Aim - Search the entries below. Return every line that has "content" in it.

Data -
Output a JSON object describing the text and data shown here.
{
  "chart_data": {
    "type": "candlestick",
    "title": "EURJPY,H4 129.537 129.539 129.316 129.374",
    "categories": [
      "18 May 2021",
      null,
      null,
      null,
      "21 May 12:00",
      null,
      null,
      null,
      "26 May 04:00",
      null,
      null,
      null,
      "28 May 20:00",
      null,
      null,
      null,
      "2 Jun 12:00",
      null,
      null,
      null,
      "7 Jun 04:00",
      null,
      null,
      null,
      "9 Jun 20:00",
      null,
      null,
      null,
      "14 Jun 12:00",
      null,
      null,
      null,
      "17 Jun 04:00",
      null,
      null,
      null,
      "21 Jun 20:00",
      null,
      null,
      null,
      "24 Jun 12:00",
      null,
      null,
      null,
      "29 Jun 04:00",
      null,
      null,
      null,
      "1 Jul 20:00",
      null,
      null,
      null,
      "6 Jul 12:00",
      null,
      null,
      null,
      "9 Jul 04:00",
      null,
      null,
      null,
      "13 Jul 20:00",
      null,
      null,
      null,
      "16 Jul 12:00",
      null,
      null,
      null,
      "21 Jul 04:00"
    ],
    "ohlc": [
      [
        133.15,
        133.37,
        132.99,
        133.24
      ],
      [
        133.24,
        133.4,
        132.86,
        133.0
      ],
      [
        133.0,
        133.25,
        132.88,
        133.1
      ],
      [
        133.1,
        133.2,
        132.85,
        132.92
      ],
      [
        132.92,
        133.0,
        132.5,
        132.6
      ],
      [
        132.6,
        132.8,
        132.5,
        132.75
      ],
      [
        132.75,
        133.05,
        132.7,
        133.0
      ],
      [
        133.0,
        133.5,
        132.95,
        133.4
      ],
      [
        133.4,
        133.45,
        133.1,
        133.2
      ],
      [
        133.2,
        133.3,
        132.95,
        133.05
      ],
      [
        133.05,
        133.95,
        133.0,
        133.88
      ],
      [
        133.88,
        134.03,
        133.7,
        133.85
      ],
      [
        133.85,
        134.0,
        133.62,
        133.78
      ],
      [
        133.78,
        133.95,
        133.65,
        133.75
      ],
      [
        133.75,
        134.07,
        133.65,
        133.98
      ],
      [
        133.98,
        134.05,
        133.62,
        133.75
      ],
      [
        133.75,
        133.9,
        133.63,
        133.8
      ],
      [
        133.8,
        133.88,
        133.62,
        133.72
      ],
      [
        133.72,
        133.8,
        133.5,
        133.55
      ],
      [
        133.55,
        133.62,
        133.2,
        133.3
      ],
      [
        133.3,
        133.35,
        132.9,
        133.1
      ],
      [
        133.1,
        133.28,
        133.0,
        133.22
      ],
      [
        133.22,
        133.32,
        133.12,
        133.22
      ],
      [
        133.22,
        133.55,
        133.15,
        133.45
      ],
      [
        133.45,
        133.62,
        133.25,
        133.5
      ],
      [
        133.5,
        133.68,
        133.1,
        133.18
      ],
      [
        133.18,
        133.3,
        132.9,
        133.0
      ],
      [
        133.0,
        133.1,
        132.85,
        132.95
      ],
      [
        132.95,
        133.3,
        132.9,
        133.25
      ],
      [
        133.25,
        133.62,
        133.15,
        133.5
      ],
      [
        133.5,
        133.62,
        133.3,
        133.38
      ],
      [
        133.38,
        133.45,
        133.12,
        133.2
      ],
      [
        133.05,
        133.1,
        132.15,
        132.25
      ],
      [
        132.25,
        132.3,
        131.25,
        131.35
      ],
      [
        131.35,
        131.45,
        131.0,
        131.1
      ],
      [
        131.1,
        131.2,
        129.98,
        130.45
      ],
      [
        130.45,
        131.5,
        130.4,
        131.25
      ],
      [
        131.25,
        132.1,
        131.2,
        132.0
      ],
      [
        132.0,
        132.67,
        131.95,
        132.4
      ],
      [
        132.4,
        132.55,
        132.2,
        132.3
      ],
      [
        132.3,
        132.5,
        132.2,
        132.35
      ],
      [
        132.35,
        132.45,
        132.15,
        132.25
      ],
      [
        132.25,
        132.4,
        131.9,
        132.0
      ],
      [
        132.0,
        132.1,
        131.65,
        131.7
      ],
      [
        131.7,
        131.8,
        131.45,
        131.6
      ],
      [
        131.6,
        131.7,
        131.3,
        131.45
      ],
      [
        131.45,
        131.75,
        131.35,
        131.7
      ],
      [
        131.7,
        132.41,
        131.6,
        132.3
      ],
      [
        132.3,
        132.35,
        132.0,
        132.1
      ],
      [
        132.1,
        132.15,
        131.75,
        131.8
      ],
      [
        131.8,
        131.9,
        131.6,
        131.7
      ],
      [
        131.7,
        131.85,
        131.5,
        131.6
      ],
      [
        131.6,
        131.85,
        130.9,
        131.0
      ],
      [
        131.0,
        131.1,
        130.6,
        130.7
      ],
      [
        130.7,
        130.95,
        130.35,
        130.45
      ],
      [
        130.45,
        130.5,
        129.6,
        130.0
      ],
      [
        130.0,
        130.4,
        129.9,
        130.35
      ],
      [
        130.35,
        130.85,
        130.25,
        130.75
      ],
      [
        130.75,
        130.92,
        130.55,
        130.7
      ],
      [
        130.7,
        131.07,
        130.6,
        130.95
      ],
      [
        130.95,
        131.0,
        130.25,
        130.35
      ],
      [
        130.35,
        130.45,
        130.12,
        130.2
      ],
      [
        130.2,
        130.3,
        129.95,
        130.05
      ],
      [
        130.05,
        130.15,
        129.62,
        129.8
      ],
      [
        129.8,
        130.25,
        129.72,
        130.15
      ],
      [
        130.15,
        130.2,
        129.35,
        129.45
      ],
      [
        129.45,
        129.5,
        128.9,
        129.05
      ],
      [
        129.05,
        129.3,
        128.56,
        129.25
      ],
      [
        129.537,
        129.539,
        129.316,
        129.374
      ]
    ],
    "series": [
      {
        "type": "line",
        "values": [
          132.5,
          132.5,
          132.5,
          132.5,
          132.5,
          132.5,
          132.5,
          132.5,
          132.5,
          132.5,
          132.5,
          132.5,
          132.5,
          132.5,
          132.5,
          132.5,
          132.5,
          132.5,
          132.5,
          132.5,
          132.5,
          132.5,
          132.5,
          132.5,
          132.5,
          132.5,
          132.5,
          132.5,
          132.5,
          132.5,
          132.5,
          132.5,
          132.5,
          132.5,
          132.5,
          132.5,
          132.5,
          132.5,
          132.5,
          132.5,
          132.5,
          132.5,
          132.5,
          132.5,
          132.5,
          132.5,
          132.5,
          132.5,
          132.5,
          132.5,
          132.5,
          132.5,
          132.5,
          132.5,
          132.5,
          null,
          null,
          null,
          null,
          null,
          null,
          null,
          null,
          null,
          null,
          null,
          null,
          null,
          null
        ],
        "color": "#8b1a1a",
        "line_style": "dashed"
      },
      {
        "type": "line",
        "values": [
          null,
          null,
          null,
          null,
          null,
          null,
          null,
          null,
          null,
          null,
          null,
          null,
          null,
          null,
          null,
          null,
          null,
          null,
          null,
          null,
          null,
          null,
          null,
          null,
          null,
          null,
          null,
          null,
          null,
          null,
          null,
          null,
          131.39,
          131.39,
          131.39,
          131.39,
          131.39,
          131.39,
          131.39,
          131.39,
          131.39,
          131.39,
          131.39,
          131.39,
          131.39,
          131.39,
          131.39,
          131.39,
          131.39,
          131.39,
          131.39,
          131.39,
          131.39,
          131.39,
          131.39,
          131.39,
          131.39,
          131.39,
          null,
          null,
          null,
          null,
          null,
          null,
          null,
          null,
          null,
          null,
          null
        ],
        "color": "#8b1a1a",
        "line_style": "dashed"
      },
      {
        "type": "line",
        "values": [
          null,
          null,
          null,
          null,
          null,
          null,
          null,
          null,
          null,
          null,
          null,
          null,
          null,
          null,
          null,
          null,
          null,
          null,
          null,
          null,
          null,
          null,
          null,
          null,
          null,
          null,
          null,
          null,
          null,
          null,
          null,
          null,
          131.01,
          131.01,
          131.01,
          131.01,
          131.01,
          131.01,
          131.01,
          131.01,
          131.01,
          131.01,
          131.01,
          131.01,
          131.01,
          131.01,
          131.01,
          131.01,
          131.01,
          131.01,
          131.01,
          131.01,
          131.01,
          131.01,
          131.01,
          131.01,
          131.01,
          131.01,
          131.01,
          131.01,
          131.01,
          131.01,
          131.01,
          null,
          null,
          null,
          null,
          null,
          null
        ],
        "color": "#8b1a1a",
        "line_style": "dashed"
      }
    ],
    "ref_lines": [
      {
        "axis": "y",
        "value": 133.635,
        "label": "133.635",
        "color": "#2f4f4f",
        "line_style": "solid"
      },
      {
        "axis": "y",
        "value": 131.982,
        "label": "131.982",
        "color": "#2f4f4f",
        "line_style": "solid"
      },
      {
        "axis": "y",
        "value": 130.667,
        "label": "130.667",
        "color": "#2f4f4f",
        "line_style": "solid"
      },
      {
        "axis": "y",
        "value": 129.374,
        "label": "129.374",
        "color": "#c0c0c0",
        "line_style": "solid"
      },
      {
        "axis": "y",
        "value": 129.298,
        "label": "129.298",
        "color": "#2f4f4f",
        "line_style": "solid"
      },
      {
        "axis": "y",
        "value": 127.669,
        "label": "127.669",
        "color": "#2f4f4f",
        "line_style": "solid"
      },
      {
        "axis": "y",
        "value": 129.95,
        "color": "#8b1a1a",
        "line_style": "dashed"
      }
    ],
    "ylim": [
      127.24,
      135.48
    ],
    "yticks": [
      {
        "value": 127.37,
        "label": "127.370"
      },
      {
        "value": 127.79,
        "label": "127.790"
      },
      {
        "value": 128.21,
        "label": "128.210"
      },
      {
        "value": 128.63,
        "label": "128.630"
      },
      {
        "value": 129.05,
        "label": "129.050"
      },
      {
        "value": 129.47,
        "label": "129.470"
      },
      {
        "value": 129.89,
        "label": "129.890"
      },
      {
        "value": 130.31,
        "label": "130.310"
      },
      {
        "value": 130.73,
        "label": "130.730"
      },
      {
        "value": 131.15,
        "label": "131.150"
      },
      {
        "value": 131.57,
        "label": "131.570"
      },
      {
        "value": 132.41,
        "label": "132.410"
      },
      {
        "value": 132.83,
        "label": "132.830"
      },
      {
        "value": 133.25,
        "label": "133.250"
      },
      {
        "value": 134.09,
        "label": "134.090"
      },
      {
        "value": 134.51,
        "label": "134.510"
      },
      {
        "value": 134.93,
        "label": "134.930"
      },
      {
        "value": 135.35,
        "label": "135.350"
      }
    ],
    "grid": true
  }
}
* * *
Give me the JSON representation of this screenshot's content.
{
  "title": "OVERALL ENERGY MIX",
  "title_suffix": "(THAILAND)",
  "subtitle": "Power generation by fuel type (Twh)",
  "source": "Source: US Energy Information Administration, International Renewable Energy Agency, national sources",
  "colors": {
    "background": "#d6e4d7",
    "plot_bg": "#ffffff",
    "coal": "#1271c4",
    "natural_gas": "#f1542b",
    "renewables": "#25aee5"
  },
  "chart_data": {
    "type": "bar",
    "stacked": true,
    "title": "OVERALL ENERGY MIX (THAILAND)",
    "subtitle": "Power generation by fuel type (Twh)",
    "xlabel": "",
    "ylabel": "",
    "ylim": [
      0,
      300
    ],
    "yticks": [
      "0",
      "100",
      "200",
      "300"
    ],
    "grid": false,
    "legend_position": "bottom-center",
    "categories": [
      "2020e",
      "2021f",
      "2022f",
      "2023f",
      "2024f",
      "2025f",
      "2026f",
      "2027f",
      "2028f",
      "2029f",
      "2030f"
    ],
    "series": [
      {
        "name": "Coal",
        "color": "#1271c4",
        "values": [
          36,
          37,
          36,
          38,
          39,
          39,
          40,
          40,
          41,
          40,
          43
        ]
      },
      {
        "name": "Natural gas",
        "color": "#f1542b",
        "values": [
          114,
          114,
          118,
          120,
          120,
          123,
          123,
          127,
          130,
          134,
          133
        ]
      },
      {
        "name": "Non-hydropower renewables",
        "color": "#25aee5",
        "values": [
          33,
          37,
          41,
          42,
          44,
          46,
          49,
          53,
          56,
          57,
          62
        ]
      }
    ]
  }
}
==
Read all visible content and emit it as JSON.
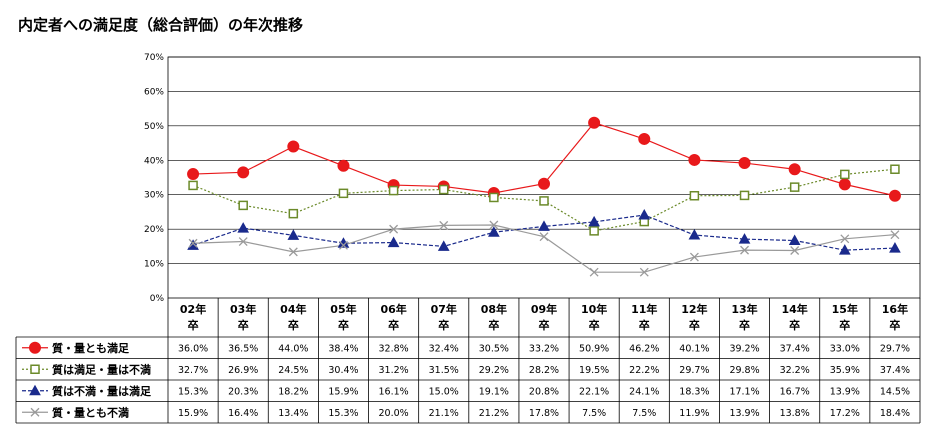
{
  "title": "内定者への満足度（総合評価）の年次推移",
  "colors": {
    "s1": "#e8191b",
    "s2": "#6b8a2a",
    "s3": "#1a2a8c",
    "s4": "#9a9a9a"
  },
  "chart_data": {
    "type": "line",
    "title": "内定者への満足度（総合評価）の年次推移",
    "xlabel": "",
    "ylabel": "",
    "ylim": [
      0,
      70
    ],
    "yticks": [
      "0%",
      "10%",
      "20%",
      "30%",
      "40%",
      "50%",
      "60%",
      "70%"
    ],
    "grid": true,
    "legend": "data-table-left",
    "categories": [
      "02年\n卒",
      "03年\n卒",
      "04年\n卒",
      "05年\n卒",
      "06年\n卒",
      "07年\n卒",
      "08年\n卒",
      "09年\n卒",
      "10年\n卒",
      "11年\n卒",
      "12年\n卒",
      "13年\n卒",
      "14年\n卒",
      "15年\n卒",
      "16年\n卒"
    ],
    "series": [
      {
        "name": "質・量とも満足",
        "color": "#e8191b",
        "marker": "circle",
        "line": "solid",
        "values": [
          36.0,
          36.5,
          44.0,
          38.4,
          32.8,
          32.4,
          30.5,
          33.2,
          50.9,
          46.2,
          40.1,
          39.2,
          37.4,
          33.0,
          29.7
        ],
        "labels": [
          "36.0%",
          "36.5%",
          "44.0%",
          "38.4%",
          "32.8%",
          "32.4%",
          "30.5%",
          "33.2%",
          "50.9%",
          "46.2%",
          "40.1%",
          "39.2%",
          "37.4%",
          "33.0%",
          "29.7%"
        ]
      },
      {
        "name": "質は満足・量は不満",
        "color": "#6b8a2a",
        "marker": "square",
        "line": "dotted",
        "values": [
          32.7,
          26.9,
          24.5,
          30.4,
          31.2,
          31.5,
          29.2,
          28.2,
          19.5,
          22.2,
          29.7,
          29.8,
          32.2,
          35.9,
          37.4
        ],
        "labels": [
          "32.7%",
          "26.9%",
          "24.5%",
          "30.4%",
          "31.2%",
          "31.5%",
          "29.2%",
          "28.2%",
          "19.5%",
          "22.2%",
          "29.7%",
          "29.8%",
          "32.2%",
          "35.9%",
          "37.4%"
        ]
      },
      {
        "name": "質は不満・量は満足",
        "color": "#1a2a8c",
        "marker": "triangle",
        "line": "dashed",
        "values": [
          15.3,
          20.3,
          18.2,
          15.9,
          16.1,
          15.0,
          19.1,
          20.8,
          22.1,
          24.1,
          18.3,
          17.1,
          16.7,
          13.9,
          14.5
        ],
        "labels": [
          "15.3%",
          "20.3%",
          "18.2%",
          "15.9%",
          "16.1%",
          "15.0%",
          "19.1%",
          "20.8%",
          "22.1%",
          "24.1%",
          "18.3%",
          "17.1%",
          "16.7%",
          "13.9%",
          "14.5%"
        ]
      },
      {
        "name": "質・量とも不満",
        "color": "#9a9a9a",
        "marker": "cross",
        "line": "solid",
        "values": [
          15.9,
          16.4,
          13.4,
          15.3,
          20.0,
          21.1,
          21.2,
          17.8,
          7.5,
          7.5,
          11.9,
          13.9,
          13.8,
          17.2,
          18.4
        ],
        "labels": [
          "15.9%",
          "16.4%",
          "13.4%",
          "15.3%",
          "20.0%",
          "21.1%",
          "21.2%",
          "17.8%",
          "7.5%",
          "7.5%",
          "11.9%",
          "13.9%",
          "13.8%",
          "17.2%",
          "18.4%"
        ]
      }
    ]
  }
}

Solved exercise -
Give me the JSON representation of this screenshot's content.
Read all visible content and emit it as JSON.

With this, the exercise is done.